-- CONSIGNE 1 --
Réécrivez, s'il vous plaît, tout ce qui va du début des entrées jusqu'à la ligne contenant "panel: Portugal: البرتغال" incluse, en changeant "bullet list" en "item list" et en laissant tout le reste identique.

-- TEXTE À LIRE --

◇ ◇ ◇ ◇ ◇

Nous vous remercions pour cette nouvelle invitation. Les perspectives financières de l'assurance chômage ont effectivement été rendues publiques la semaine dernière, en application de l'obligation légale établie en 2015. En réalité, compte tenu de leur intérêt en matière de gestion, nous publions ces chiffres depuis la création de l'Unédic. Ils permettent à la fois de prévoir l'évolution du déficit et de la dette -ils apparaissent en cela fort utiles au Parlement comme au Gouvernement- et d'éclairer les différents facteurs explicatifs de l'équilibre financier de l'Unédic à moyen terme. Les partenaires sociaux peuvent ainsi prendre en considération ces déterminants pour alimenter la négociation et définir des axes de gestion.

◇ ◇ ◇ ◇ ◇

Entrées extraites:
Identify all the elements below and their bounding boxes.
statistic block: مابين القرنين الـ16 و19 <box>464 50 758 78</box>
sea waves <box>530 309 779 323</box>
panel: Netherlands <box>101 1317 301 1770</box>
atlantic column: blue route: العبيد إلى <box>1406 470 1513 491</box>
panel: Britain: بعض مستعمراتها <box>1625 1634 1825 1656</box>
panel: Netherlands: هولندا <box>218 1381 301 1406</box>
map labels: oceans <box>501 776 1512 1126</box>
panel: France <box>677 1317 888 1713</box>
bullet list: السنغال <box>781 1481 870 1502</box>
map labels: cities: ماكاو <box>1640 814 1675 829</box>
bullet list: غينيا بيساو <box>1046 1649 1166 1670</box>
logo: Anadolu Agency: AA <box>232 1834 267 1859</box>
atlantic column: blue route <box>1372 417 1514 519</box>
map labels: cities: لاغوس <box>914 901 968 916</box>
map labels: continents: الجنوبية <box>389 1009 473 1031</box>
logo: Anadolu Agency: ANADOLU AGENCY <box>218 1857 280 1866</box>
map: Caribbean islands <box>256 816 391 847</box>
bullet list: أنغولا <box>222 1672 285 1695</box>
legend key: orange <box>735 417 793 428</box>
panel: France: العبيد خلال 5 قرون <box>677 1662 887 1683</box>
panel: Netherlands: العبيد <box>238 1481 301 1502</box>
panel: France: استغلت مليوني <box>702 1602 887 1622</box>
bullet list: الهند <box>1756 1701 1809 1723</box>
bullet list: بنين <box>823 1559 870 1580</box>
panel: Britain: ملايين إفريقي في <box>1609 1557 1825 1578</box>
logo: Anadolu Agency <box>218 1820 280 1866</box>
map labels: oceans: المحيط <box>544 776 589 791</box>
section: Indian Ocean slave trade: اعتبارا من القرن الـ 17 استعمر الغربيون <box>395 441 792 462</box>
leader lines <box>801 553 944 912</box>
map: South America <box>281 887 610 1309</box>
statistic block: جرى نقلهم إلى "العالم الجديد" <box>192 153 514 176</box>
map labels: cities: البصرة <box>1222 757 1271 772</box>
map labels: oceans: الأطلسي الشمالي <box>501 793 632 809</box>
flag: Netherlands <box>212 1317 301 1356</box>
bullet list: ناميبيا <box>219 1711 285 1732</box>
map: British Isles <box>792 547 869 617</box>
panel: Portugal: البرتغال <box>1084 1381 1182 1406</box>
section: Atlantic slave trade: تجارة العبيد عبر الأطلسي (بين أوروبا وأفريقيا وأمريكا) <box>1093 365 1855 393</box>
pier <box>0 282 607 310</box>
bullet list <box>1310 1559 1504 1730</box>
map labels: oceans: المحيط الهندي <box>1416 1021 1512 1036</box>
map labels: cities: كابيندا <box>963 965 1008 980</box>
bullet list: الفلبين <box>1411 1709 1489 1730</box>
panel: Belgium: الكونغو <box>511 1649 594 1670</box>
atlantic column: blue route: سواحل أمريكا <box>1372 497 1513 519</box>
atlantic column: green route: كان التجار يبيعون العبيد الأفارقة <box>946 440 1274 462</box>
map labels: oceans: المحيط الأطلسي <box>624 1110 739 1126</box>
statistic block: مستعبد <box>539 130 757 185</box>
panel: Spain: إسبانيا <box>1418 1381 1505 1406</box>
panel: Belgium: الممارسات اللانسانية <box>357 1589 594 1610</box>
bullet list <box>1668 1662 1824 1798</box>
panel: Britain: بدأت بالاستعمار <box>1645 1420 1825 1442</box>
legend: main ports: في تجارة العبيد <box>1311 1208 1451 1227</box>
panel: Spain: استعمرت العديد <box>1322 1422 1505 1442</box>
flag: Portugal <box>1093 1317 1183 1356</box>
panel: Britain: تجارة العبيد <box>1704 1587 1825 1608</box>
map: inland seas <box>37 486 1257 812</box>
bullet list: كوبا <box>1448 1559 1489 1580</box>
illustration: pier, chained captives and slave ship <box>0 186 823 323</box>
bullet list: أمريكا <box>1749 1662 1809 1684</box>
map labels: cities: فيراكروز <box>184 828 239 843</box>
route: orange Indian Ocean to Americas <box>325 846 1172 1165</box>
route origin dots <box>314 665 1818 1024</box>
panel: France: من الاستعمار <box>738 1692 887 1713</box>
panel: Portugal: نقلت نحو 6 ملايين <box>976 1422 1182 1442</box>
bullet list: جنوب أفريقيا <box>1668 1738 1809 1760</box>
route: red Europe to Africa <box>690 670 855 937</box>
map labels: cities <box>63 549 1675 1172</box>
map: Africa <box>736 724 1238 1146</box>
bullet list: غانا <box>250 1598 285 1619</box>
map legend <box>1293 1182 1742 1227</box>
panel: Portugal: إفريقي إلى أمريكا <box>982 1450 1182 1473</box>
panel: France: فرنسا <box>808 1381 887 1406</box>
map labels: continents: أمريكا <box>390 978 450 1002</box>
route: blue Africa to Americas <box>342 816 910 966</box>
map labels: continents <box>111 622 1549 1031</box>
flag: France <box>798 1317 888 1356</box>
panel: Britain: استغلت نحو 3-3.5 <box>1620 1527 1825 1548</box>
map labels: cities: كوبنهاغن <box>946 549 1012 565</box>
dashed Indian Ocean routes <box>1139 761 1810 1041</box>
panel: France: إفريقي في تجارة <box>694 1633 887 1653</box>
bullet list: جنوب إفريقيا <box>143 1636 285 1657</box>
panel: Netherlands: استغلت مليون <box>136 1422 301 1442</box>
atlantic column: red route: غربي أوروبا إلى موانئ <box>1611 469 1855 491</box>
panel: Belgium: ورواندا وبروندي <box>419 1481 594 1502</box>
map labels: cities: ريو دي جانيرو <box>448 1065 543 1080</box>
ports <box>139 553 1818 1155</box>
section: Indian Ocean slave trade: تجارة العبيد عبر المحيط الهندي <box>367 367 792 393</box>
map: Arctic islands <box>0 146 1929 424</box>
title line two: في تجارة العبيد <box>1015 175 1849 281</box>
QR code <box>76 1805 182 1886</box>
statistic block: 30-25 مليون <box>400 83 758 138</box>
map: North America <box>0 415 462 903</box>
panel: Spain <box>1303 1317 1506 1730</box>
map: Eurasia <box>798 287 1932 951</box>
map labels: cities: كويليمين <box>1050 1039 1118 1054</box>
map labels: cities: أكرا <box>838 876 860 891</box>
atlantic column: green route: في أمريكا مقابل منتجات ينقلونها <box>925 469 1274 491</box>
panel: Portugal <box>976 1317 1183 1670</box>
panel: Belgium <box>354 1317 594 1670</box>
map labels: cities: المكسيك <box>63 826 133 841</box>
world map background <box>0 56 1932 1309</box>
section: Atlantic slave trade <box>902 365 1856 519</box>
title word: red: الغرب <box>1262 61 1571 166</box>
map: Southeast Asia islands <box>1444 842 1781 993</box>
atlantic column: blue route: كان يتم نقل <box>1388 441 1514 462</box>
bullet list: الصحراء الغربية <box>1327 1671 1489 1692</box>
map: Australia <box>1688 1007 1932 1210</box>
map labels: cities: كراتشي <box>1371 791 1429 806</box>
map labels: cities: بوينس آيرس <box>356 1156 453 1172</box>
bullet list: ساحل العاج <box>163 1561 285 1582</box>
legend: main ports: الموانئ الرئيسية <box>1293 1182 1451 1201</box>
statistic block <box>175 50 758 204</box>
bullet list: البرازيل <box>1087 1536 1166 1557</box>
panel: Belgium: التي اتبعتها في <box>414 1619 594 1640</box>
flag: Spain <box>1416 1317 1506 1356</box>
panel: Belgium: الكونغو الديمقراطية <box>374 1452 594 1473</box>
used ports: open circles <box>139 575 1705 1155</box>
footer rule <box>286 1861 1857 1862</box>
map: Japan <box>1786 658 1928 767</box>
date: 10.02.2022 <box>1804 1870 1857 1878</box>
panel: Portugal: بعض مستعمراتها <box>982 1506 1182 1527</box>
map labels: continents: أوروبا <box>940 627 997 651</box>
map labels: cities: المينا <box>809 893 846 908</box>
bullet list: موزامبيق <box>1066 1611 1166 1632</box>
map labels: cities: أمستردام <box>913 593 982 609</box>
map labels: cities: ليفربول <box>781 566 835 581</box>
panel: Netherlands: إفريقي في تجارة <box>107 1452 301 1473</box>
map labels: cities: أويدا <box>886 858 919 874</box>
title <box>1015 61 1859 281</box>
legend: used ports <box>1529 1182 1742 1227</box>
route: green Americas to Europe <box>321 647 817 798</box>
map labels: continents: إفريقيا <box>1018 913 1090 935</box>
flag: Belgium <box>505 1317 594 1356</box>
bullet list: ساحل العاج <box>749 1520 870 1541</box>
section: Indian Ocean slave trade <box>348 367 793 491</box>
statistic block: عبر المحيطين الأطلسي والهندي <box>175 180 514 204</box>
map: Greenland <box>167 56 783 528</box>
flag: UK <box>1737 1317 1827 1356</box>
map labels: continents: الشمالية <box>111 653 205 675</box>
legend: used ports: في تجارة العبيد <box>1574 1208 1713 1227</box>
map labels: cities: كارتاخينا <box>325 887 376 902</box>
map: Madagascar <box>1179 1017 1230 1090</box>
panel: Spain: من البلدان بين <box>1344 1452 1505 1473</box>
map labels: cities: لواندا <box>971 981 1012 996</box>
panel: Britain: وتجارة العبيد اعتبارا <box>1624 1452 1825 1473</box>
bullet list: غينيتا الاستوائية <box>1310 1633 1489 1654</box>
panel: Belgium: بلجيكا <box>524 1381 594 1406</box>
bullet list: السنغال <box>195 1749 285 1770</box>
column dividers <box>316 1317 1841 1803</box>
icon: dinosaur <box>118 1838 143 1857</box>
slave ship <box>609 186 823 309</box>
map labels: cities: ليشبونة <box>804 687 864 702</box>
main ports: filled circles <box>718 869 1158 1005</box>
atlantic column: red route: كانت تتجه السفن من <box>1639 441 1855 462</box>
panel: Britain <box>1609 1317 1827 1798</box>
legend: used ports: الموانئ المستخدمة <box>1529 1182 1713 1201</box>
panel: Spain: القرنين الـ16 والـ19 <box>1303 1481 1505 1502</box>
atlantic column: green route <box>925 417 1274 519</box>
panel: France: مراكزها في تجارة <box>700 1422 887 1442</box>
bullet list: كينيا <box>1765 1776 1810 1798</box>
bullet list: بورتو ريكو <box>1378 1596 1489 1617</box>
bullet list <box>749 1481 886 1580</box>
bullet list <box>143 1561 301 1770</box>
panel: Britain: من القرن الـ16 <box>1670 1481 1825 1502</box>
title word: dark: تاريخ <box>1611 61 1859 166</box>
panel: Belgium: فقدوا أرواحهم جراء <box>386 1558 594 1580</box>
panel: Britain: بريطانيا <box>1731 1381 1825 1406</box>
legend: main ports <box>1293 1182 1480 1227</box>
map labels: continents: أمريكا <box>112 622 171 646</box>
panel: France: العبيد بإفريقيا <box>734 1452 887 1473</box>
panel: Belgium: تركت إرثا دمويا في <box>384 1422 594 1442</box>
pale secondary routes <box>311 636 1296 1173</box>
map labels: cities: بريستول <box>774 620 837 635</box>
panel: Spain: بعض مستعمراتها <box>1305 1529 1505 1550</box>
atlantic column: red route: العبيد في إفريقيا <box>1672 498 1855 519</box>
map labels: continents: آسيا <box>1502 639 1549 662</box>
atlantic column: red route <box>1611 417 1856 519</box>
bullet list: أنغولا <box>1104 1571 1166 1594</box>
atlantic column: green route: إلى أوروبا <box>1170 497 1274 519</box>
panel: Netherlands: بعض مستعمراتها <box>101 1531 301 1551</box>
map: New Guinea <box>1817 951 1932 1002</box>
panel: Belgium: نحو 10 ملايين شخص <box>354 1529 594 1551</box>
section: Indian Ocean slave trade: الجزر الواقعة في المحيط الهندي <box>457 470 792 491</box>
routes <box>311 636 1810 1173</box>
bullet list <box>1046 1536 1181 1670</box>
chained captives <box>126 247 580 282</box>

◇ ◇ ◇ ◇ ◇

-- CONSIGNE 2 --
Répondez à ces questions sur le texte consacré à l'assurance chômage.
(a) Quand les perspectives financières de l'assurance chômage ont-elles été rendues publiques ?
(b) En quelle année a été établie l'obligation légale de les publier ?
(c) Depuis quand l'Unédic publie-t-elle ces chiffres ?

-- RÉPONSE ATTENDUE 1 --
Identify all the elements below and their bounding boxes.
statistic block: مابين القرنين الـ16 و19 <box>464 50 758 78</box>
sea waves <box>530 309 779 323</box>
panel: Netherlands <box>101 1317 301 1770</box>
atlantic column: blue route: العبيد إلى <box>1406 470 1513 491</box>
panel: Britain: بعض مستعمراتها <box>1625 1634 1825 1656</box>
panel: Netherlands: هولندا <box>218 1381 301 1406</box>
map labels: oceans <box>501 776 1512 1126</box>
panel: France <box>677 1317 888 1713</box>
item list: السنغال <box>781 1481 870 1502</box>
map labels: cities: ماكاو <box>1640 814 1675 829</box>
item list: غينيا بيساو <box>1046 1649 1166 1670</box>
logo: Anadolu Agency: AA <box>232 1834 267 1859</box>
atlantic column: blue route <box>1372 417 1514 519</box>
map labels: cities: لاغوس <box>914 901 968 916</box>
map labels: continents: الجنوبية <box>389 1009 473 1031</box>
logo: Anadolu Agency: ANADOLU AGENCY <box>218 1857 280 1866</box>
map: Caribbean islands <box>256 816 391 847</box>
item list: أنغولا <box>222 1672 285 1695</box>
legend key: orange <box>735 417 793 428</box>
panel: France: العبيد خلال 5 قرون <box>677 1662 887 1683</box>
panel: Netherlands: العبيد <box>238 1481 301 1502</box>
panel: France: استغلت مليوني <box>702 1602 887 1622</box>
item list: الهند <box>1756 1701 1809 1723</box>
item list: بنين <box>823 1559 870 1580</box>
panel: Britain: ملايين إفريقي في <box>1609 1557 1825 1578</box>
logo: Anadolu Agency <box>218 1820 280 1866</box>
map labels: oceans: المحيط <box>544 776 589 791</box>
section: Indian Ocean slave trade: اعتبارا من القرن الـ 17 استعمر الغربيون <box>395 441 792 462</box>
leader lines <box>801 553 944 912</box>
map: South America <box>281 887 610 1309</box>
statistic block: جرى نقلهم إلى "العالم الجديد" <box>192 153 514 176</box>
map labels: cities: البصرة <box>1222 757 1271 772</box>
map labels: oceans: الأطلسي الشمالي <box>501 793 632 809</box>
flag: Netherlands <box>212 1317 301 1356</box>
item list: ناميبيا <box>219 1711 285 1732</box>
map: British Isles <box>792 547 869 617</box>
panel: Portugal: البرتغال <box>1084 1381 1182 1406</box>

-- RÉPONSE ATTENDUE 2 --
(a) La semaine dernière.
(b) En 2015.
(c) Depuis la création de l'Unédic.